Instruction: Copy the material from its first line through the line containing "159, 448, 171]", changing every "data-point" to "scatter-point" and leaving everything else as it is.
----------
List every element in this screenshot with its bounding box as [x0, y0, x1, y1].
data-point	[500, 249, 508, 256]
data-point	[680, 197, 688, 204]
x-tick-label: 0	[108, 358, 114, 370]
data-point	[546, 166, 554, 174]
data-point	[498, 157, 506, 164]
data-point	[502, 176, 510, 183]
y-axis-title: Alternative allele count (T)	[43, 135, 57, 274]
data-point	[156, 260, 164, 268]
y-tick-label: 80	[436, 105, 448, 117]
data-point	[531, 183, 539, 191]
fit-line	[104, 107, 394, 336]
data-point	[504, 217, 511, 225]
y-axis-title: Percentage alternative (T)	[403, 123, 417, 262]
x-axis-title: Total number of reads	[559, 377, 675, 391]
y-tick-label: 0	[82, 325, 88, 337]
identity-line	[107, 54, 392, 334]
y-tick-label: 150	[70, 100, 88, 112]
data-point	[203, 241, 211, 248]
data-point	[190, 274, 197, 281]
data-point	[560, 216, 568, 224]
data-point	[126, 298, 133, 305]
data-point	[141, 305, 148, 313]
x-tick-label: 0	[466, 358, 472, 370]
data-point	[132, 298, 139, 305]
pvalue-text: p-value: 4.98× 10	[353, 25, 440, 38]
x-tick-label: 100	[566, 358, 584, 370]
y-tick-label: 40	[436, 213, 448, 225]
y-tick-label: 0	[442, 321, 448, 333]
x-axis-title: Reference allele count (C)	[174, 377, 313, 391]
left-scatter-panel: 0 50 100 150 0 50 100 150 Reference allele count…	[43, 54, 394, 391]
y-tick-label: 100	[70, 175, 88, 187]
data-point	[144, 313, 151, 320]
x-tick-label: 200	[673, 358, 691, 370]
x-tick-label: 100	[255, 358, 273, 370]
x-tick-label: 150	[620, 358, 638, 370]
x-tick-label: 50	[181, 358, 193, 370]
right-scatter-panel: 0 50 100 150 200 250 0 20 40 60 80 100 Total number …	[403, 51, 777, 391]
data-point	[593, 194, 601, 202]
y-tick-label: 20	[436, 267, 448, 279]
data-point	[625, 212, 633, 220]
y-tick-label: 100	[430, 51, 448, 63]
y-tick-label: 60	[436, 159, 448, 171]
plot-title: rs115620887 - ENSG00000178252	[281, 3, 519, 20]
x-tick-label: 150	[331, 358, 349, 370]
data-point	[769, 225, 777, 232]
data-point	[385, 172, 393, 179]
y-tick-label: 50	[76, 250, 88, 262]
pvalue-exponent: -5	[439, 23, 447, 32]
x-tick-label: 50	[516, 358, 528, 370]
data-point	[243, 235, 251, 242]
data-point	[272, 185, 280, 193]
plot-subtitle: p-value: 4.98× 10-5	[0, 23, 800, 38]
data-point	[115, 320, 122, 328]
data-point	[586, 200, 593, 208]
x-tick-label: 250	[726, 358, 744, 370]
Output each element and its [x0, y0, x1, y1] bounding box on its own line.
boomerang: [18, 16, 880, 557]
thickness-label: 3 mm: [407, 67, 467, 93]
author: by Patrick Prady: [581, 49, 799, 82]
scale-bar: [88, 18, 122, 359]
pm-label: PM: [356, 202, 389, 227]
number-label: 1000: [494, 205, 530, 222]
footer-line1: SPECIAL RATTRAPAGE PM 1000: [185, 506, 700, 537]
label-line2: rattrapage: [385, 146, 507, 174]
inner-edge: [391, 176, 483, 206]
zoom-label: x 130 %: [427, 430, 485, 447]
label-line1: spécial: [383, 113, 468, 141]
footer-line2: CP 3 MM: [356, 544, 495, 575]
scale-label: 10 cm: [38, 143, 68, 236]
----------
Answer for the task:
List every element in this screenshot with its bounding box as [x0, y0, x1, y1].
scatter-point	[500, 249, 508, 256]
scatter-point	[680, 197, 688, 204]
x-tick-label: 0	[108, 358, 114, 370]
scatter-point	[546, 166, 554, 174]
scatter-point	[498, 157, 506, 164]
scatter-point	[502, 176, 510, 183]
y-axis-title: Alternative allele count (T)	[43, 135, 57, 274]
scatter-point	[156, 260, 164, 268]
y-tick-label: 80	[436, 105, 448, 117]
scatter-point	[531, 183, 539, 191]
fit-line	[104, 107, 394, 336]
scatter-point	[504, 217, 511, 225]
y-axis-title: Percentage alternative (T)	[403, 123, 417, 262]
x-axis-title: Total number of reads	[559, 377, 675, 391]
y-tick-label: 0	[82, 325, 88, 337]
identity-line	[107, 54, 392, 334]
y-tick-label: 150	[70, 100, 88, 112]
scatter-point	[203, 241, 211, 248]
scatter-point	[190, 274, 197, 281]
scatter-point	[560, 216, 568, 224]
scatter-point	[126, 298, 133, 305]
scatter-point	[141, 305, 148, 313]
x-tick-label: 0	[466, 358, 472, 370]
scatter-point	[132, 298, 139, 305]
pvalue-text: p-value: 4.98× 10	[353, 25, 440, 38]
x-tick-label: 100	[566, 358, 584, 370]
y-tick-label: 40	[436, 213, 448, 225]
y-tick-label: 0	[442, 321, 448, 333]
x-axis-title: Reference allele count (C)	[174, 377, 313, 391]
left-scatter-panel: 0 50 100 150 0 50 100 150 Reference allele count…	[43, 54, 394, 391]
y-tick-label: 100	[70, 175, 88, 187]
scatter-point	[144, 313, 151, 320]
x-tick-label: 200	[673, 358, 691, 370]
x-tick-label: 100	[255, 358, 273, 370]
x-tick-label: 150	[620, 358, 638, 370]
x-tick-label: 50	[181, 358, 193, 370]
right-scatter-panel: 0 50 100 150 200 250 0 20 40 60 80 100 Total number …	[403, 51, 777, 391]
scatter-point	[593, 194, 601, 202]
y-tick-label: 20	[436, 267, 448, 279]
scatter-point	[625, 212, 633, 220]
y-tick-label: 100	[430, 51, 448, 63]
y-tick-label: 60	[436, 159, 448, 171]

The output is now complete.